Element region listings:
——————

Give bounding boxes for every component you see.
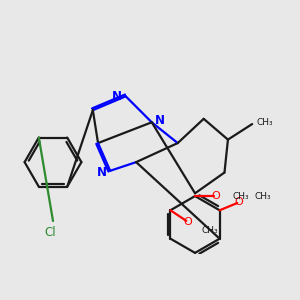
Text: O: O bbox=[184, 217, 192, 227]
Text: Cl: Cl bbox=[44, 226, 56, 239]
Text: CH₃: CH₃ bbox=[254, 192, 271, 201]
Text: N: N bbox=[155, 114, 165, 127]
Text: N: N bbox=[97, 166, 107, 179]
Text: CH₃: CH₃ bbox=[256, 118, 273, 127]
Text: O: O bbox=[212, 191, 220, 201]
Text: CH₃: CH₃ bbox=[232, 192, 249, 201]
Text: CH₃: CH₃ bbox=[202, 226, 218, 235]
Text: O: O bbox=[235, 197, 244, 207]
Text: N: N bbox=[112, 90, 122, 103]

——————

Change every "bbox" in the listing to "box" and reproduce the rest of the listing without alteration. Leave the picture out of the result.

Give bounding boxes for every component you see.
Text: O: O box=[184, 217, 192, 227]
Text: Cl: Cl box=[44, 226, 56, 239]
Text: CH₃: CH₃ box=[254, 192, 271, 201]
Text: N: N box=[155, 114, 165, 127]
Text: N: N box=[97, 166, 107, 179]
Text: CH₃: CH₃ box=[256, 118, 273, 127]
Text: O: O box=[212, 191, 220, 201]
Text: CH₃: CH₃ box=[232, 192, 249, 201]
Text: CH₃: CH₃ box=[202, 226, 218, 235]
Text: O: O box=[235, 197, 244, 207]
Text: N: N box=[112, 90, 122, 103]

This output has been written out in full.